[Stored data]
══════════

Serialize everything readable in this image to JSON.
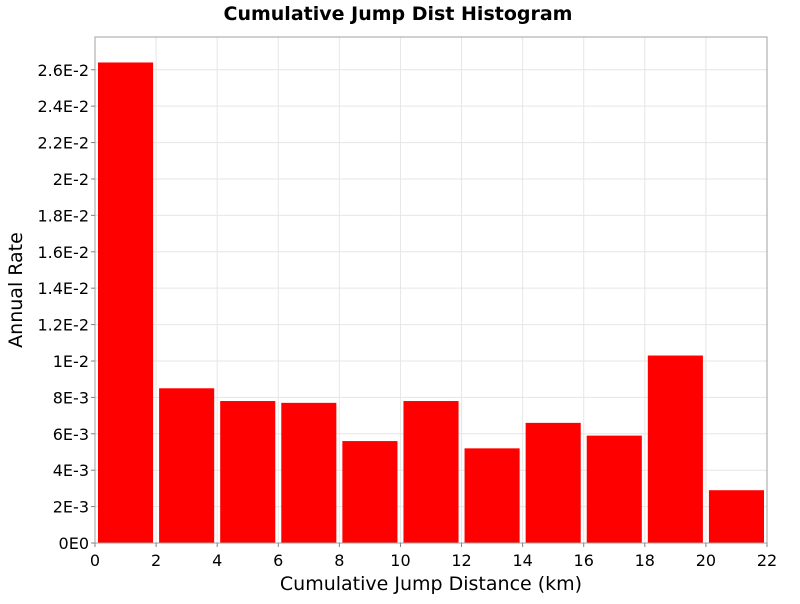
{
  "chart_data": {
    "type": "bar",
    "title": "Cumulative Jump Dist Histogram",
    "xlabel": "Cumulative Jump Distance (km)",
    "ylabel": "Annual Rate",
    "xlim": [
      0,
      22
    ],
    "ylim": [
      0,
      0.0278
    ],
    "grid": true,
    "bar_color": "#ff0000",
    "bin_width": 2,
    "x_ticks": [
      0,
      2,
      4,
      6,
      8,
      10,
      12,
      14,
      16,
      18,
      20,
      22
    ],
    "x_tick_labels": [
      "0",
      "2",
      "4",
      "6",
      "8",
      "10",
      "12",
      "14",
      "16",
      "18",
      "20",
      "22"
    ],
    "y_ticks": [
      0,
      0.002,
      0.004,
      0.006,
      0.008,
      0.01,
      0.012,
      0.014,
      0.016,
      0.018,
      0.02,
      0.022,
      0.024,
      0.026
    ],
    "y_tick_labels": [
      "0E0",
      "2E-3",
      "4E-3",
      "6E-3",
      "8E-3",
      "1E-2",
      "1.2E-2",
      "1.4E-2",
      "1.6E-2",
      "1.8E-2",
      "2E-2",
      "2.2E-2",
      "2.4E-2",
      "2.6E-2"
    ],
    "bins": [
      {
        "x_start": 0,
        "x_end": 2,
        "value": 0.0264
      },
      {
        "x_start": 2,
        "x_end": 4,
        "value": 0.0085
      },
      {
        "x_start": 4,
        "x_end": 6,
        "value": 0.0078
      },
      {
        "x_start": 6,
        "x_end": 8,
        "value": 0.0077
      },
      {
        "x_start": 8,
        "x_end": 10,
        "value": 0.0056
      },
      {
        "x_start": 10,
        "x_end": 12,
        "value": 0.0078
      },
      {
        "x_start": 12,
        "x_end": 14,
        "value": 0.0052
      },
      {
        "x_start": 14,
        "x_end": 16,
        "value": 0.0066
      },
      {
        "x_start": 16,
        "x_end": 18,
        "value": 0.0059
      },
      {
        "x_start": 18,
        "x_end": 20,
        "value": 0.0103
      },
      {
        "x_start": 20,
        "x_end": 22,
        "value": 0.0029
      }
    ]
  }
}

══════════

* **Exercise aim**
Transcribe the material exactly, and leave out whatever pictures it holds.

* **Answer for this exercise**
Serialize everything readable in this image to JSON.
{
  "chart_data": {
    "type": "bar",
    "title": "Cumulative Jump Dist Histogram",
    "xlabel": "Cumulative Jump Distance (km)",
    "ylabel": "Annual Rate",
    "xlim": [
      0,
      22
    ],
    "ylim": [
      0,
      0.0278
    ],
    "grid": true,
    "bar_color": "#ff0000",
    "bin_width": 2,
    "x_ticks": [
      0,
      2,
      4,
      6,
      8,
      10,
      12,
      14,
      16,
      18,
      20,
      22
    ],
    "x_tick_labels": [
      "0",
      "2",
      "4",
      "6",
      "8",
      "10",
      "12",
      "14",
      "16",
      "18",
      "20",
      "22"
    ],
    "y_ticks": [
      0,
      0.002,
      0.004,
      0.006,
      0.008,
      0.01,
      0.012,
      0.014,
      0.016,
      0.018,
      0.02,
      0.022,
      0.024,
      0.026
    ],
    "y_tick_labels": [
      "0E0",
      "2E-3",
      "4E-3",
      "6E-3",
      "8E-3",
      "1E-2",
      "1.2E-2",
      "1.4E-2",
      "1.6E-2",
      "1.8E-2",
      "2E-2",
      "2.2E-2",
      "2.4E-2",
      "2.6E-2"
    ],
    "bins": [
      {
        "x_start": 0,
        "x_end": 2,
        "value": 0.0264
      },
      {
        "x_start": 2,
        "x_end": 4,
        "value": 0.0085
      },
      {
        "x_start": 4,
        "x_end": 6,
        "value": 0.0078
      },
      {
        "x_start": 6,
        "x_end": 8,
        "value": 0.0077
      },
      {
        "x_start": 8,
        "x_end": 10,
        "value": 0.0056
      },
      {
        "x_start": 10,
        "x_end": 12,
        "value": 0.0078
      },
      {
        "x_start": 12,
        "x_end": 14,
        "value": 0.0052
      },
      {
        "x_start": 14,
        "x_end": 16,
        "value": 0.0066
      },
      {
        "x_start": 16,
        "x_end": 18,
        "value": 0.0059
      },
      {
        "x_start": 18,
        "x_end": 20,
        "value": 0.0103
      },
      {
        "x_start": 20,
        "x_end": 22,
        "value": 0.0029
      }
    ]
  }
}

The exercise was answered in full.